> _Raw data_:
━━━━━━━━━━━━━━━━━━━━━━━━━━━━━━
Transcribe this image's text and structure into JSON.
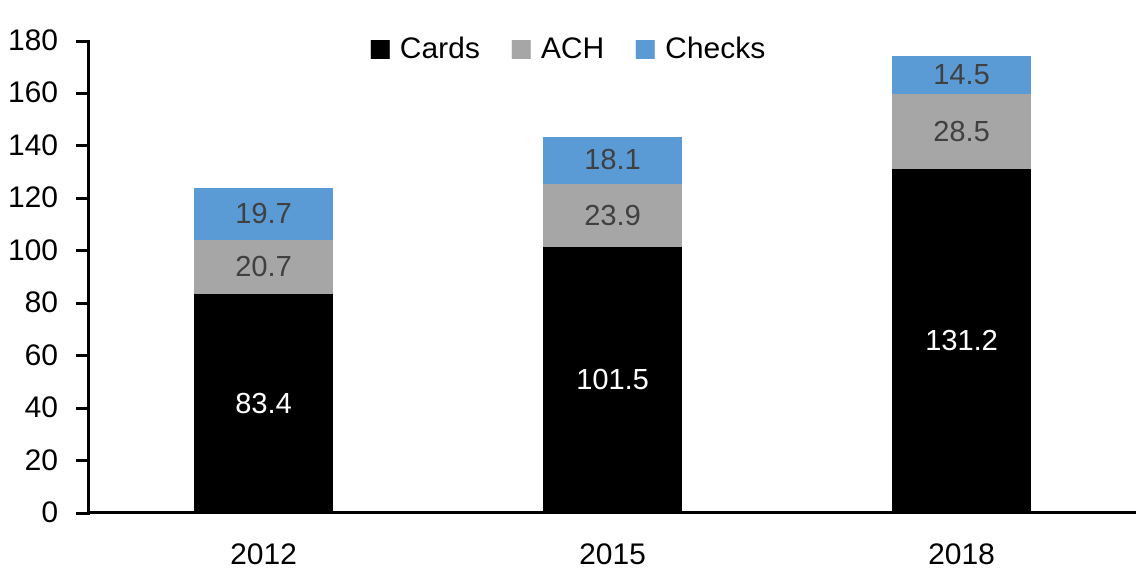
{
  "chart": {
    "background_color": "#FFFFFF",
    "axis_color": "#000000"
  },
  "chart_data": {
    "type": "bar",
    "stacked": true,
    "title": "",
    "xlabel": "",
    "ylabel": "",
    "categories": [
      "2012",
      "2015",
      "2018"
    ],
    "series": [
      {
        "name": "Cards",
        "color": "#000000",
        "label_color": "#FFFFFF",
        "values": [
          83.4,
          101.5,
          131.2
        ],
        "labels": [
          "83.4",
          "101.5",
          "131.2"
        ]
      },
      {
        "name": "ACH",
        "color": "#A6A6A6",
        "label_color": "#404040",
        "values": [
          20.7,
          23.9,
          28.5
        ],
        "labels": [
          "20.7",
          "23.9",
          "28.5"
        ]
      },
      {
        "name": "Checks",
        "color": "#5B9BD5",
        "label_color": "#404040",
        "values": [
          19.7,
          18.1,
          14.5
        ],
        "labels": [
          "19.7",
          "18.1",
          "14.5"
        ]
      }
    ],
    "totals": [
      123.8,
      143.5,
      174.2
    ],
    "y_axis": {
      "min": 0,
      "max": 180,
      "step": 20,
      "tick_labels": [
        "0",
        "20",
        "40",
        "60",
        "80",
        "100",
        "120",
        "140",
        "160",
        "180"
      ]
    },
    "legend": {
      "position": "top",
      "entries": [
        {
          "label": "Cards",
          "color": "#000000"
        },
        {
          "label": "ACH",
          "color": "#A6A6A6"
        },
        {
          "label": "Checks",
          "color": "#5B9BD5"
        }
      ]
    },
    "grid": false
  }
}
━━━━━━━━━━━━━━━━━━━━━━━━━━━━━━
> _What to do_:
Transcribe the material exactly, keeping every word and none of the pictures.

> _Solution_:
Transcribe this image's text and structure into JSON.
{
  "chart": {
    "background_color": "#FFFFFF",
    "axis_color": "#000000"
  },
  "chart_data": {
    "type": "bar",
    "stacked": true,
    "title": "",
    "xlabel": "",
    "ylabel": "",
    "categories": [
      "2012",
      "2015",
      "2018"
    ],
    "series": [
      {
        "name": "Cards",
        "color": "#000000",
        "label_color": "#FFFFFF",
        "values": [
          83.4,
          101.5,
          131.2
        ],
        "labels": [
          "83.4",
          "101.5",
          "131.2"
        ]
      },
      {
        "name": "ACH",
        "color": "#A6A6A6",
        "label_color": "#404040",
        "values": [
          20.7,
          23.9,
          28.5
        ],
        "labels": [
          "20.7",
          "23.9",
          "28.5"
        ]
      },
      {
        "name": "Checks",
        "color": "#5B9BD5",
        "label_color": "#404040",
        "values": [
          19.7,
          18.1,
          14.5
        ],
        "labels": [
          "19.7",
          "18.1",
          "14.5"
        ]
      }
    ],
    "totals": [
      123.8,
      143.5,
      174.2
    ],
    "y_axis": {
      "min": 0,
      "max": 180,
      "step": 20,
      "tick_labels": [
        "0",
        "20",
        "40",
        "60",
        "80",
        "100",
        "120",
        "140",
        "160",
        "180"
      ]
    },
    "legend": {
      "position": "top",
      "entries": [
        {
          "label": "Cards",
          "color": "#000000"
        },
        {
          "label": "ACH",
          "color": "#A6A6A6"
        },
        {
          "label": "Checks",
          "color": "#5B9BD5"
        }
      ]
    },
    "grid": false
  }
}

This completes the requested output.